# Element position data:
******************************

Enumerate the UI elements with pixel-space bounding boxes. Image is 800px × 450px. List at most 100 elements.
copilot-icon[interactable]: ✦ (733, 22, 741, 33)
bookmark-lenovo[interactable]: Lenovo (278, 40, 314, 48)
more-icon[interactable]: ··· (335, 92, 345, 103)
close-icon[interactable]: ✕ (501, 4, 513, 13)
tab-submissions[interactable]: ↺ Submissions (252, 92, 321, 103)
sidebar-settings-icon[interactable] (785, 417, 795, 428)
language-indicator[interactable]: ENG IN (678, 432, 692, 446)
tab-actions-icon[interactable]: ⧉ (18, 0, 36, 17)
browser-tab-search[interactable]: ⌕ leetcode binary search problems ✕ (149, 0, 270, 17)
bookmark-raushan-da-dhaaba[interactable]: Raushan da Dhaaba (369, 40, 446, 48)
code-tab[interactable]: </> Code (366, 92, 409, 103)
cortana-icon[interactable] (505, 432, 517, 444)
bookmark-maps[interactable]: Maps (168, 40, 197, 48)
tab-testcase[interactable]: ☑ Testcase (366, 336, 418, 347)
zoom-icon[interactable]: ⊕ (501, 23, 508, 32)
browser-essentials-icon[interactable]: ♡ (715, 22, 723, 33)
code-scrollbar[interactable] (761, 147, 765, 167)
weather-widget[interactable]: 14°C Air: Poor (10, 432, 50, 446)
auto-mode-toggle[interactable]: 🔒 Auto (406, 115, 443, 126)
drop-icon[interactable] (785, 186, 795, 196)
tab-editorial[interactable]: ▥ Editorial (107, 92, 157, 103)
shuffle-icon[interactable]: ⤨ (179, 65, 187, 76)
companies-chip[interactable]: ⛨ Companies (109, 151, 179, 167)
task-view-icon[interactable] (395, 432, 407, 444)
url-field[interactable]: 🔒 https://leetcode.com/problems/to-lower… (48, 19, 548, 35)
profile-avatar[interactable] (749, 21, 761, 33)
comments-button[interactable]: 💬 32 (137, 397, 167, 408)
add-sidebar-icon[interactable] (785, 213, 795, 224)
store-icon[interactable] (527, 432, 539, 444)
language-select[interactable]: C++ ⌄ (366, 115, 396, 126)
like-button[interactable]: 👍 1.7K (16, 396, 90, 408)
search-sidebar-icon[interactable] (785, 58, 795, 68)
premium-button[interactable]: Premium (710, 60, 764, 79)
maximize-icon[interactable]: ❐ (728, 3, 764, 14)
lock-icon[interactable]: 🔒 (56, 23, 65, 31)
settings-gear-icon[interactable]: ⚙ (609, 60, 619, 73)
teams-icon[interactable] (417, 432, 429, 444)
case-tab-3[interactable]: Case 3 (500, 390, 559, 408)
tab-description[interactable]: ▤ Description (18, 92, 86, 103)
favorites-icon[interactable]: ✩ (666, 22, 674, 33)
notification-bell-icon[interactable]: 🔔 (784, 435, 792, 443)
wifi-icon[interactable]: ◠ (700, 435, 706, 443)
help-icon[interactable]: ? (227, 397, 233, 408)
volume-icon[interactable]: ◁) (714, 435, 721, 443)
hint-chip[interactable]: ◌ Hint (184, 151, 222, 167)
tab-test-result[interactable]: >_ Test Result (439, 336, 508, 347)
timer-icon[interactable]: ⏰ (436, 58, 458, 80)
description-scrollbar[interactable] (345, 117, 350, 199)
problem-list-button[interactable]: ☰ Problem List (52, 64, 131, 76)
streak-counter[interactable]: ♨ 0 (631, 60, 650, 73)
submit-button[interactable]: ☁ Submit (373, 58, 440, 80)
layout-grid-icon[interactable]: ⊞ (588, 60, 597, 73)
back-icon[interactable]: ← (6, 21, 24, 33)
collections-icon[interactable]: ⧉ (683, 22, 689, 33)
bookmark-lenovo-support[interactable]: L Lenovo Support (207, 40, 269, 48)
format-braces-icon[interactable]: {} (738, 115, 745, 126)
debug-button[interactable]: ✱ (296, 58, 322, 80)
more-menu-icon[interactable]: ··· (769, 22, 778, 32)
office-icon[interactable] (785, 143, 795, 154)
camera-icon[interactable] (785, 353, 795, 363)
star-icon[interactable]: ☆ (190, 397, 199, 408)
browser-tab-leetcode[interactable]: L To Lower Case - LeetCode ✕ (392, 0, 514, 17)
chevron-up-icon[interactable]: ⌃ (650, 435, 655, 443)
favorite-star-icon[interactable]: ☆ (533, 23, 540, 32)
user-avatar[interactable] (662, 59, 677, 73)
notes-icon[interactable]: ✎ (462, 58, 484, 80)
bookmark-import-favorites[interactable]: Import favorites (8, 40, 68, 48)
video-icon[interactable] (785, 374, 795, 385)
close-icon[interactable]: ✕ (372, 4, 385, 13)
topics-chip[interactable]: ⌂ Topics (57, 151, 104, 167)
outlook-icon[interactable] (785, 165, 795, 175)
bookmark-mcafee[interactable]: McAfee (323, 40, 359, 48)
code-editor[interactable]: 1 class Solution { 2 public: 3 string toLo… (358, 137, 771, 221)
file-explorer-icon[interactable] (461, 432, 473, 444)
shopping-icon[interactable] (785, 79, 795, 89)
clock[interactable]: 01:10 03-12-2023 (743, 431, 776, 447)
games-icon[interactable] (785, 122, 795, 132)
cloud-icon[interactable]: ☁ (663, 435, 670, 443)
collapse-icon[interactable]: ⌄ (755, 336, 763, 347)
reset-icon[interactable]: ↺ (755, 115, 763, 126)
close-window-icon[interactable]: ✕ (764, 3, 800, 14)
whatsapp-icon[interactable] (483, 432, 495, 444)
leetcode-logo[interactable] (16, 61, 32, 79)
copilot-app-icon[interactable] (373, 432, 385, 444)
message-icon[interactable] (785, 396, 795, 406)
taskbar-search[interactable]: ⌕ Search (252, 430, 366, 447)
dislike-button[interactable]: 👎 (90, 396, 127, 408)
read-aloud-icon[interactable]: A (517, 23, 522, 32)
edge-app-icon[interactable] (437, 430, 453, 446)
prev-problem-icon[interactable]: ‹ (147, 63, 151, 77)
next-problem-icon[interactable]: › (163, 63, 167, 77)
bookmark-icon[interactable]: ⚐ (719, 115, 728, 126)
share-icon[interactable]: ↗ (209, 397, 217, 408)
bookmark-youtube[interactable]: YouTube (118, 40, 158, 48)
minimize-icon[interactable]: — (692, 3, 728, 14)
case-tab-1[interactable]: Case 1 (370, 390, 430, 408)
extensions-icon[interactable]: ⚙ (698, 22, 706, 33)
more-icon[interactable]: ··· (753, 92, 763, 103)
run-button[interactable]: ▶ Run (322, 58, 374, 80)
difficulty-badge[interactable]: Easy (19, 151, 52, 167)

******************************

# Instructions for the task:
Copy out every line of the listing above word for word.

# Solution for this problem:
Enumerate the UI elements with pixel-space bounding boxes. Image is 800px × 450px. List at most 100 elements.
copilot-icon[interactable]: ✦ (733, 22, 741, 33)
bookmark-lenovo[interactable]: Lenovo (278, 40, 314, 48)
more-icon[interactable]: ··· (335, 92, 345, 103)
close-icon[interactable]: ✕ (501, 4, 513, 13)
tab-submissions[interactable]: ↺ Submissions (252, 92, 321, 103)
sidebar-settings-icon[interactable] (785, 417, 795, 428)
language-indicator[interactable]: ENG IN (678, 432, 692, 446)
tab-actions-icon[interactable]: ⧉ (18, 0, 36, 17)
browser-tab-search[interactable]: ⌕ leetcode binary search problems ✕ (149, 0, 270, 17)
bookmark-raushan-da-dhaaba[interactable]: Raushan da Dhaaba (369, 40, 446, 48)
code-tab[interactable]: </> Code (366, 92, 409, 103)
cortana-icon[interactable] (505, 432, 517, 444)
bookmark-maps[interactable]: Maps (168, 40, 197, 48)
tab-testcase[interactable]: ☑ Testcase (366, 336, 418, 347)
zoom-icon[interactable]: ⊕ (501, 23, 508, 32)
browser-essentials-icon[interactable]: ♡ (715, 22, 723, 33)
code-scrollbar[interactable] (761, 147, 765, 167)
weather-widget[interactable]: 14°C Air: Poor (10, 432, 50, 446)
auto-mode-toggle[interactable]: 🔒 Auto (406, 115, 443, 126)
drop-icon[interactable] (785, 186, 795, 196)
tab-editorial[interactable]: ▥ Editorial (107, 92, 157, 103)
shuffle-icon[interactable]: ⤨ (179, 65, 187, 76)
companies-chip[interactable]: ⛨ Companies (109, 151, 179, 167)
task-view-icon[interactable] (395, 432, 407, 444)
url-field[interactable]: 🔒 https://leetcode.com/problems/to-lower… (48, 19, 548, 35)
profile-avatar[interactable] (749, 21, 761, 33)
comments-button[interactable]: 💬 32 (137, 397, 167, 408)
add-sidebar-icon[interactable] (785, 213, 795, 224)
store-icon[interactable] (527, 432, 539, 444)
language-select[interactable]: C++ ⌄ (366, 115, 396, 126)
like-button[interactable]: 👍 1.7K (16, 396, 90, 408)
search-sidebar-icon[interactable] (785, 58, 795, 68)
premium-button[interactable]: Premium (710, 60, 764, 79)
maximize-icon[interactable]: ❐ (728, 3, 764, 14)
lock-icon[interactable]: 🔒 (56, 23, 65, 31)
settings-gear-icon[interactable]: ⚙ (609, 60, 619, 73)
teams-icon[interactable] (417, 432, 429, 444)
case-tab-3[interactable]: Case 3 (500, 390, 559, 408)
tab-description[interactable]: ▤ Description (18, 92, 86, 103)
favorites-icon[interactable]: ✩ (666, 22, 674, 33)
notification-bell-icon[interactable]: 🔔 (784, 435, 792, 443)
wifi-icon[interactable]: ◠ (700, 435, 706, 443)
help-icon[interactable]: ? (227, 397, 233, 408)
volume-icon[interactable]: ◁) (714, 435, 721, 443)
hint-chip[interactable]: ◌ Hint (184, 151, 222, 167)
tab-test-result[interactable]: >_ Test Result (439, 336, 508, 347)
timer-icon[interactable]: ⏰ (436, 58, 458, 80)
description-scrollbar[interactable] (345, 117, 350, 199)
problem-list-button[interactable]: ☰ Problem List (52, 64, 131, 76)
streak-counter[interactable]: ♨ 0 (631, 60, 650, 73)
submit-button[interactable]: ☁ Submit (373, 58, 440, 80)
layout-grid-icon[interactable]: ⊞ (588, 60, 597, 73)
back-icon[interactable]: ← (6, 21, 24, 33)
collections-icon[interactable]: ⧉ (683, 22, 689, 33)
bookmark-lenovo-support[interactable]: L Lenovo Support (207, 40, 269, 48)
format-braces-icon[interactable]: {} (738, 115, 745, 126)
debug-button[interactable]: ✱ (296, 58, 322, 80)
more-menu-icon[interactable]: ··· (769, 22, 778, 32)
office-icon[interactable] (785, 143, 795, 154)
camera-icon[interactable] (785, 353, 795, 363)
star-icon[interactable]: ☆ (190, 397, 199, 408)
browser-tab-leetcode[interactable]: L To Lower Case - LeetCode ✕ (392, 0, 514, 17)
chevron-up-icon[interactable]: ⌃ (650, 435, 655, 443)
favorite-star-icon[interactable]: ☆ (533, 23, 540, 32)
user-avatar[interactable] (662, 59, 677, 73)
notes-icon[interactable]: ✎ (462, 58, 484, 80)
bookmark-import-favorites[interactable]: Import favorites (8, 40, 68, 48)
video-icon[interactable] (785, 374, 795, 385)
close-icon[interactable]: ✕ (372, 4, 385, 13)
topics-chip[interactable]: ⌂ Topics (57, 151, 104, 167)
outlook-icon[interactable] (785, 165, 795, 175)
bookmark-mcafee[interactable]: McAfee (323, 40, 359, 48)
code-editor[interactable]: 1 class Solution { 2 public: 3 string toLo… (358, 137, 771, 221)
file-explorer-icon[interactable] (461, 432, 473, 444)
shopping-icon[interactable] (785, 79, 795, 89)
clock[interactable]: 01:10 03-12-2023 (743, 431, 776, 447)
games-icon[interactable] (785, 122, 795, 132)
cloud-icon[interactable]: ☁ (663, 435, 670, 443)
collapse-icon[interactable]: ⌄ (755, 336, 763, 347)
reset-icon[interactable]: ↺ (755, 115, 763, 126)
close-window-icon[interactable]: ✕ (764, 3, 800, 14)
whatsapp-icon[interactable] (483, 432, 495, 444)
leetcode-logo[interactable] (16, 61, 32, 79)
copilot-app-icon[interactable] (373, 432, 385, 444)
message-icon[interactable] (785, 396, 795, 406)
taskbar-search[interactable]: ⌕ Search (252, 430, 366, 447)
dislike-button[interactable]: 👎 (90, 396, 127, 408)
read-aloud-icon[interactable]: A (517, 23, 522, 32)
edge-app-icon[interactable] (437, 430, 453, 446)
prev-problem-icon[interactable]: ‹ (147, 63, 151, 77)
next-problem-icon[interactable]: › (163, 63, 167, 77)
bookmark-icon[interactable]: ⚐ (719, 115, 728, 126)
share-icon[interactable]: ↗ (209, 397, 217, 408)
bookmark-youtube[interactable]: YouTube (118, 40, 158, 48)
minimize-icon[interactable]: — (692, 3, 728, 14)
case-tab-1[interactable]: Case 1 (370, 390, 430, 408)
extensions-icon[interactable]: ⚙ (698, 22, 706, 33)
more-icon[interactable]: ··· (753, 92, 763, 103)
run-button[interactable]: ▶ Run (322, 58, 374, 80)
difficulty-badge[interactable]: Easy (19, 151, 52, 167)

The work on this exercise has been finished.